— BEGIN Material provided —

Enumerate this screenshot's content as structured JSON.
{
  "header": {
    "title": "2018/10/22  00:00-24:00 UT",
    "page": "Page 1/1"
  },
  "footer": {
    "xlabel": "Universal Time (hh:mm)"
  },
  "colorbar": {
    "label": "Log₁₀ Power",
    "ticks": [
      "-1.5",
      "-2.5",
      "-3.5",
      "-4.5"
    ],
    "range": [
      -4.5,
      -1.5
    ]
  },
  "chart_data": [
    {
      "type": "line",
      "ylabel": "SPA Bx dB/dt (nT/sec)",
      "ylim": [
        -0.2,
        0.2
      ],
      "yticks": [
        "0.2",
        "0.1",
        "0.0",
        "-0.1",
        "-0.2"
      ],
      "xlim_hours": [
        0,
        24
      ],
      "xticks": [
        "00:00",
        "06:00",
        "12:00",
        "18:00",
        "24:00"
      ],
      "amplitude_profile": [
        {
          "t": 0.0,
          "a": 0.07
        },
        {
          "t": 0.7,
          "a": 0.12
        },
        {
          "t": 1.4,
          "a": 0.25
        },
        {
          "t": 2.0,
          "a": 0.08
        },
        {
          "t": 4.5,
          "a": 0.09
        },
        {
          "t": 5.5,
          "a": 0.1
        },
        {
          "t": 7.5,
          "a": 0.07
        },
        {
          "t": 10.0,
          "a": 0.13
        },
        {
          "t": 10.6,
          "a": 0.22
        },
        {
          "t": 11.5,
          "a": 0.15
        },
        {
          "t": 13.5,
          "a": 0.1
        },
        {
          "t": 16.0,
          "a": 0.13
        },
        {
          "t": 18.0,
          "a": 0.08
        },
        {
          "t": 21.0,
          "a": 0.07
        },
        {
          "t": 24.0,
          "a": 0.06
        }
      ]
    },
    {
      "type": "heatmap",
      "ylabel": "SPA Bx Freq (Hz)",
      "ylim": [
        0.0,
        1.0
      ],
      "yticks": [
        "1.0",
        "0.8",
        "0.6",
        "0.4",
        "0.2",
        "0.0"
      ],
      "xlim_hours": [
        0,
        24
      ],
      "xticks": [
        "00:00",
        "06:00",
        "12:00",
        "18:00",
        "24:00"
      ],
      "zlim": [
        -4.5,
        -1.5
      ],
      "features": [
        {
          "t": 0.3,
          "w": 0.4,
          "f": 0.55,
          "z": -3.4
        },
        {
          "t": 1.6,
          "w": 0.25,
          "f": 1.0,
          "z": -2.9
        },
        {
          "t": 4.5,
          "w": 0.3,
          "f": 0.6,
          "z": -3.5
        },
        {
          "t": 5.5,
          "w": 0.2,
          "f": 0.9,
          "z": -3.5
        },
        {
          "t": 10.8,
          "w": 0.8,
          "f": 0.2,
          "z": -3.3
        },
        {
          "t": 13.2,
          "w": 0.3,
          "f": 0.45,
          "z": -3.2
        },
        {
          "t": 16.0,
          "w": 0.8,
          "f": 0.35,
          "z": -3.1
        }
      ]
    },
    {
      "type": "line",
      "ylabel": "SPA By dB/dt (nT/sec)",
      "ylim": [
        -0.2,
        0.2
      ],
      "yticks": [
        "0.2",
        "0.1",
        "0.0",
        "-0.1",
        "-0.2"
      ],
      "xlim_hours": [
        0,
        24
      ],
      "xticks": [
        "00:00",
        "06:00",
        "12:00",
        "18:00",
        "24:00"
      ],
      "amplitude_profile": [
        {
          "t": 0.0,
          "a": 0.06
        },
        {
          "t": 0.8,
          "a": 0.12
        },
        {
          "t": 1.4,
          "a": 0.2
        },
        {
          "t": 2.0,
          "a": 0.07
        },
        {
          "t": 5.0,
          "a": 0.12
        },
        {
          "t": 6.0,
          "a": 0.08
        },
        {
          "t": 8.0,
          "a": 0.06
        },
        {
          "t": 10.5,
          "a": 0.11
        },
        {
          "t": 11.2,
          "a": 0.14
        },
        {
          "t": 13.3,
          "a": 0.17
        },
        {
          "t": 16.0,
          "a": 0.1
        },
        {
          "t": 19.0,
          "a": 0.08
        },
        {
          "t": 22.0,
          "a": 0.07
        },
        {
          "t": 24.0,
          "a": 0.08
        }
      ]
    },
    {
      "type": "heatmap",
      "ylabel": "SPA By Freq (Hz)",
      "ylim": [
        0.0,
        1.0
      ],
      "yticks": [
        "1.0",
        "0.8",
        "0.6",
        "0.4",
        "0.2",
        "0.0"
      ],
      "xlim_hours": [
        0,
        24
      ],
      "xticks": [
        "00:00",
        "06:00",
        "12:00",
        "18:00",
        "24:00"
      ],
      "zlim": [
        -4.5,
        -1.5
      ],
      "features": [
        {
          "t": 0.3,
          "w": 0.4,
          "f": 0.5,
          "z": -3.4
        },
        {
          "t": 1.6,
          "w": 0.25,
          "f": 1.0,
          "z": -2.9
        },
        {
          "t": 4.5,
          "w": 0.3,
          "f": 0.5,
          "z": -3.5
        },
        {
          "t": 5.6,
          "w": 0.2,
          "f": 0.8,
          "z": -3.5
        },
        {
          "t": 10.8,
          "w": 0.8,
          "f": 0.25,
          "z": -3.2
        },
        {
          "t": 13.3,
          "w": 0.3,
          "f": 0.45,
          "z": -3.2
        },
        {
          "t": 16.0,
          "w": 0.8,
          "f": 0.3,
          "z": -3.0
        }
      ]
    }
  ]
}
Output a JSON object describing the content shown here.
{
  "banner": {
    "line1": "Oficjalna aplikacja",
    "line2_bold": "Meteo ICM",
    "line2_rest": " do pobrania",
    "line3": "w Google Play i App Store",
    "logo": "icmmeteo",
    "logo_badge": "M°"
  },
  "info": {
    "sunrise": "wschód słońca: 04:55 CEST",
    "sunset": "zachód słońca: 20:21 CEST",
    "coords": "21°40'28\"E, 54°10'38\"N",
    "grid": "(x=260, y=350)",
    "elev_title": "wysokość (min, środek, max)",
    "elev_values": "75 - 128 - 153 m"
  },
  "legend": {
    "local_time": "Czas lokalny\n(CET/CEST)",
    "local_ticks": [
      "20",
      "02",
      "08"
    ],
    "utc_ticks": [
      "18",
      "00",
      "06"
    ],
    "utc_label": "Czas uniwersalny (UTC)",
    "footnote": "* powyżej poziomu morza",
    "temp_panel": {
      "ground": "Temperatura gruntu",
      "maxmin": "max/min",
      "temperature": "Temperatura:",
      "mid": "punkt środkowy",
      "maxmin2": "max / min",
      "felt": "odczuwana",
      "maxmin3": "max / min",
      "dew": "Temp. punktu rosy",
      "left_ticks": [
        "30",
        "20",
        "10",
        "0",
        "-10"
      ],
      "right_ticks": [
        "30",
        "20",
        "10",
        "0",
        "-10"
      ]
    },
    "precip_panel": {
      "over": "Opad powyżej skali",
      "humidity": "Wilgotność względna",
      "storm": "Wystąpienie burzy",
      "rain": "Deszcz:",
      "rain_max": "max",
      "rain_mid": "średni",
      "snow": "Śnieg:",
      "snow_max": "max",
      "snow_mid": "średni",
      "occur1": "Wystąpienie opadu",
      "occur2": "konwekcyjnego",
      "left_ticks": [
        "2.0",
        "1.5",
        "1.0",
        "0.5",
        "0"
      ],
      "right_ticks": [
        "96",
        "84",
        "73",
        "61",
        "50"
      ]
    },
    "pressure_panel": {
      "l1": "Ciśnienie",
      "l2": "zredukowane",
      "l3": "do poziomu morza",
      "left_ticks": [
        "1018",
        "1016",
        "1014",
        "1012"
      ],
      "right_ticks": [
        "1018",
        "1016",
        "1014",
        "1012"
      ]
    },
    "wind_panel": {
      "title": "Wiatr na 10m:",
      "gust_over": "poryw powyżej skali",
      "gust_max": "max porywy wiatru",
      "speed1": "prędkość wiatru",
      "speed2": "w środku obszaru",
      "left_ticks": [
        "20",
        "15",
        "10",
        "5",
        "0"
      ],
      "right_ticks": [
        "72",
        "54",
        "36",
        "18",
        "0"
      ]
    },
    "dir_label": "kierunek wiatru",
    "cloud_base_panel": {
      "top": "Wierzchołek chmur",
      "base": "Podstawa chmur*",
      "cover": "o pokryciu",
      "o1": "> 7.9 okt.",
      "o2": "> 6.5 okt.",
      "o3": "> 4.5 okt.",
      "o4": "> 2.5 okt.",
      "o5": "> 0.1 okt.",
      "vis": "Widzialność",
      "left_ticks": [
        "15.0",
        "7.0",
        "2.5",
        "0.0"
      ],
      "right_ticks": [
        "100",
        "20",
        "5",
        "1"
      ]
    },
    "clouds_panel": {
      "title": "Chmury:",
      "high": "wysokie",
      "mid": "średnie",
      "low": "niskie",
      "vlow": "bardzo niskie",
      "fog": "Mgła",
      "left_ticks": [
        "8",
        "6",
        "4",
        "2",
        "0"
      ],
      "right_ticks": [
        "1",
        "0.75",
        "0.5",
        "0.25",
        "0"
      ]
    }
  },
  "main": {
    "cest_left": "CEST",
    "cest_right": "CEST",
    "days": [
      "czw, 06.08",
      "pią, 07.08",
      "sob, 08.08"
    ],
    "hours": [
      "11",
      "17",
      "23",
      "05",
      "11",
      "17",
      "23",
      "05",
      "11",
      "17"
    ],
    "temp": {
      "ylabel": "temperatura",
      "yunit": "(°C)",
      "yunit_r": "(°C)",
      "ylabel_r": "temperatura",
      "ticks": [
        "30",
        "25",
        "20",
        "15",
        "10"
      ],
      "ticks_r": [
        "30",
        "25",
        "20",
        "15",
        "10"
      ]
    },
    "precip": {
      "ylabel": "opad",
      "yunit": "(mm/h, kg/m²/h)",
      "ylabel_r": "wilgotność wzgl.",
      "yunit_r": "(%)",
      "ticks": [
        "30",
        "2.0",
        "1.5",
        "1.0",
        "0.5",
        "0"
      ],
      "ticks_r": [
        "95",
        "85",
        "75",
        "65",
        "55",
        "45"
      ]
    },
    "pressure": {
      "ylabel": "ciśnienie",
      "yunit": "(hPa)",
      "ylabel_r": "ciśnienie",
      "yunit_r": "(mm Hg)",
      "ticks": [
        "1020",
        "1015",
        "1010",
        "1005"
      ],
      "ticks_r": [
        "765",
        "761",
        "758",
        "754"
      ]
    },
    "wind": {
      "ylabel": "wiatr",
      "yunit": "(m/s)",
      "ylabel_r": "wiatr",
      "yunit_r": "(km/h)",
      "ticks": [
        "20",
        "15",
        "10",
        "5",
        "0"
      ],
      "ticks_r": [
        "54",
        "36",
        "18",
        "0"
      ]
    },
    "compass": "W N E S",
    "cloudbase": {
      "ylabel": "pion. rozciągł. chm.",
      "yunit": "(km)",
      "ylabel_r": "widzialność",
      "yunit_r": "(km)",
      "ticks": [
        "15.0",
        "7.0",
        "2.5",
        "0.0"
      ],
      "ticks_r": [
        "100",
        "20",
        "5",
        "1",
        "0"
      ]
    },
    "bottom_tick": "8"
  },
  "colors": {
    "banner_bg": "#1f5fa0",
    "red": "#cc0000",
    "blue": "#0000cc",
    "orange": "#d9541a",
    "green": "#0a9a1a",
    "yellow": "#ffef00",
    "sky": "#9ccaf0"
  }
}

— END Material provided —

§ **Work to do**
Say the number of lines in the listing that hold "content", with no added words.

§ **Written solution**
2